▶ [Work instruction 1]: Reproduce the part of the code review excerpt starting with "luismarques added subscribers: uweigand, tstellar." and going on through "looks good. Thanks!".
▶ [Work instruction 2]: In the code review excerpt, which two subscribers did luismarques add?

▶ [Extract]:
++++++

LLVM :: CodeGen/AMDGPU/salu-to-valu.ll
LLVM :: CodeGen/SystemZ/int-sub-05.ll
LLVM :: CodeGen/SystemZ/int-add-08.ll

I'll look more closely into those tests. If necessary we can tweak the reassociation gating for those.

luismarques added subscribers: uweigand, tstellar.

Fix the remaining failing unit tests (for AMDGPU and SystemZ).

Those test case changes represent an actual improvement here, so this looks good. Thanks!

test/CodeGen/SystemZ/int-add-08.ll
53–54

It would be preferable to keep verifying the base register here, i.e.

lay [[BASE::%r[1-5]]], 524280(%1)
alg {{%r[0-5]}}, 8([[BASE]])
test/CodeGen/SystemZ/int-sub-05.ll
58–59

Same here.

With rL358845 in, the remaining results I ran look good. Consider us out of your way.

luismarques retitled this revision from [DAGCombiner] [CodeGenPrepare] WIP/RFC Splitting large offsets from base addresses to [DAGCombiner] [CodeGenPrepare] Split large offsets from base addresses.

++++++

▶ [Bounding box prediction data]:

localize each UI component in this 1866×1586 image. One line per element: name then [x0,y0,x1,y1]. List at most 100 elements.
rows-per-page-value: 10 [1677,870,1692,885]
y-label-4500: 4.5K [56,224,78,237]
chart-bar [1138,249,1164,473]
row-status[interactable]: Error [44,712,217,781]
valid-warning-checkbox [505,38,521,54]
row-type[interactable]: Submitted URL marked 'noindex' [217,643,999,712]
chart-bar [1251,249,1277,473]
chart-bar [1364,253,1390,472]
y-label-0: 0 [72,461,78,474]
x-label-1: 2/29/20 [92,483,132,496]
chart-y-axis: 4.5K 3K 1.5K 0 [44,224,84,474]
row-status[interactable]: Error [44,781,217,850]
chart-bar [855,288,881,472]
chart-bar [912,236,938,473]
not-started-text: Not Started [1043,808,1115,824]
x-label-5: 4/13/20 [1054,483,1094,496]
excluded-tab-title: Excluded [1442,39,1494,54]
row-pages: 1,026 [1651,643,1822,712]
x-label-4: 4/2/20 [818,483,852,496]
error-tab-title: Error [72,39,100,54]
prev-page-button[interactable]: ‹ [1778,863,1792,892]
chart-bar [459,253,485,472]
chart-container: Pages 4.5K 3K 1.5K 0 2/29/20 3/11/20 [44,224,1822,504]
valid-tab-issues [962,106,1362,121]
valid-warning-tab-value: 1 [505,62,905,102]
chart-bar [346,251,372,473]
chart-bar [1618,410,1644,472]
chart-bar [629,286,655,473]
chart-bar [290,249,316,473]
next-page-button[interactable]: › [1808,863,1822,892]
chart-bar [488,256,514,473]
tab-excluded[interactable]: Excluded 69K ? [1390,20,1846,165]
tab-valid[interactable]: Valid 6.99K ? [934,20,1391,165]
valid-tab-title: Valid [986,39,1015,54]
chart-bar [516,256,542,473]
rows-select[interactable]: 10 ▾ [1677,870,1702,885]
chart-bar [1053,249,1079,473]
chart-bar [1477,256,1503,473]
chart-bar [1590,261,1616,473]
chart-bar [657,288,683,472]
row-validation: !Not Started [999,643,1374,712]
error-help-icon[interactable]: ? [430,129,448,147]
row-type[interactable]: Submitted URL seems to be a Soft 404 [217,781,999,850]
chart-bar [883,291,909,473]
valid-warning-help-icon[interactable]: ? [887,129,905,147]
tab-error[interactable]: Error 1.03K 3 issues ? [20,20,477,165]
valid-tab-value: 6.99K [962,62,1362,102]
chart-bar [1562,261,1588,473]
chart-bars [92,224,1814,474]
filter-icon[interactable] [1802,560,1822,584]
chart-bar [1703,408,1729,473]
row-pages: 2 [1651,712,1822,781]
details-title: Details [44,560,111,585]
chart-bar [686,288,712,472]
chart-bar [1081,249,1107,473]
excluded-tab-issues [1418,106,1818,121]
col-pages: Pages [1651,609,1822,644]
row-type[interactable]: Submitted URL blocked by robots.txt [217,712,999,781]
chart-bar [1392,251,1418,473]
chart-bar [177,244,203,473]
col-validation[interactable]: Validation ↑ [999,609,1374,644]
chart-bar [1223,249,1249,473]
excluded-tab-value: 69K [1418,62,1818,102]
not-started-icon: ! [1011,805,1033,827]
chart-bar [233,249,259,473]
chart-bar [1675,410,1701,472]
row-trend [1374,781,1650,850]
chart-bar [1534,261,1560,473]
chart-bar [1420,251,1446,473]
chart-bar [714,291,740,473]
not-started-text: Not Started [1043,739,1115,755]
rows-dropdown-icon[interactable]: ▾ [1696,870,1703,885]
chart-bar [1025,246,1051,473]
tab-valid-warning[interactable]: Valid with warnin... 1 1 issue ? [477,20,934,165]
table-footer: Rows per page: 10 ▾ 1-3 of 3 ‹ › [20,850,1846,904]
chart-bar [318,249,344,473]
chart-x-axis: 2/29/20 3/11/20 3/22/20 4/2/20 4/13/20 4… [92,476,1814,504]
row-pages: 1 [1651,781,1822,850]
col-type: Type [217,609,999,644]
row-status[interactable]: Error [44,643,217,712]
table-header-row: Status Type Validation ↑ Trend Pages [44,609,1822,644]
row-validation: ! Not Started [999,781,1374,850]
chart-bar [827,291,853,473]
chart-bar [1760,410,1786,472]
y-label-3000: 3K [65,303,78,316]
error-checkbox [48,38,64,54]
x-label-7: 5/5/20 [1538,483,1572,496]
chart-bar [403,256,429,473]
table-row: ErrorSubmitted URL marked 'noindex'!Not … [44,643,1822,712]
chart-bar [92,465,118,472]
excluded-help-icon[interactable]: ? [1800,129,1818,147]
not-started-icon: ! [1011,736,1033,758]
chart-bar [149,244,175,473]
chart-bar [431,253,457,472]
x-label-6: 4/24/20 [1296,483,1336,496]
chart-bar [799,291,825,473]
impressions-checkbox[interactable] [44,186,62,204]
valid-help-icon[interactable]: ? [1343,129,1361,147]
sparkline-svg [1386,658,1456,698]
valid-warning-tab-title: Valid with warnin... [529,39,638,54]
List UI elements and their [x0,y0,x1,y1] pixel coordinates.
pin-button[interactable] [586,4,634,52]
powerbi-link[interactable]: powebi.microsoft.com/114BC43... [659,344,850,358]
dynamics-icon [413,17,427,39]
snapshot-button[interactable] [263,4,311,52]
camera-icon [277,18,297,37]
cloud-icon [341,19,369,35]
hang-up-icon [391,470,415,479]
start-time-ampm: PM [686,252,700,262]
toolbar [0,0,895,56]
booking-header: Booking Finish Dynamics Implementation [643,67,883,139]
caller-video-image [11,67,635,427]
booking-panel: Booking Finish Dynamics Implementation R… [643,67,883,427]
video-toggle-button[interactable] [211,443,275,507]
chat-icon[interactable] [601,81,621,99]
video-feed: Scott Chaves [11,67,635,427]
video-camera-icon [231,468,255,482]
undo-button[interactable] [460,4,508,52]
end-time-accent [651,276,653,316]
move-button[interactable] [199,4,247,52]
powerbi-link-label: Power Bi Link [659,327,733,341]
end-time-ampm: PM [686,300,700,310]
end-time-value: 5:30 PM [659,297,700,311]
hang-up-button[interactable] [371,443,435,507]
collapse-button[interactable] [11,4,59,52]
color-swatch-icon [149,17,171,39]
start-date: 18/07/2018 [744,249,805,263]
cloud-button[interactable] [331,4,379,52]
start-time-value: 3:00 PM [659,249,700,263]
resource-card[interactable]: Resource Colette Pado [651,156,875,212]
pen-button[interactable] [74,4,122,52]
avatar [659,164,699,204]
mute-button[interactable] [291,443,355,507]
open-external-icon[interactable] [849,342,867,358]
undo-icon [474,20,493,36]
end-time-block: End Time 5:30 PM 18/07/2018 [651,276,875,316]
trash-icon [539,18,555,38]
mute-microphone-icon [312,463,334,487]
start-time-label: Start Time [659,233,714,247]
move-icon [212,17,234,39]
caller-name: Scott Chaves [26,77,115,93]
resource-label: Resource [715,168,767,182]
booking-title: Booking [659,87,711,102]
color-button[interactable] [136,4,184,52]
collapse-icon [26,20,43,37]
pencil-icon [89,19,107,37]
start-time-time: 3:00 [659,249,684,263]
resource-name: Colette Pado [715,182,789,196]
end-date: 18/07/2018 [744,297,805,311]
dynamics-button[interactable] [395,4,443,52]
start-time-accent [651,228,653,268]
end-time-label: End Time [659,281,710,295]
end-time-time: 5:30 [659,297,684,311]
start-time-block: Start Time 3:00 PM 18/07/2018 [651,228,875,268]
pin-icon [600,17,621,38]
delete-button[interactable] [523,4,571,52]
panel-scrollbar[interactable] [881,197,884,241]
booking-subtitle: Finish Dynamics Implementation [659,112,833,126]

++++++

▶ [Answer space 1]:
luismarques added subscribers: uweigand, tstellar.

Fix the remaining failing unit tests (for AMDGPU and SystemZ).

Those test case changes represent an actual improvement here, so this looks good. Thanks!

▶ [Answer space 2]: uweigand and tstellar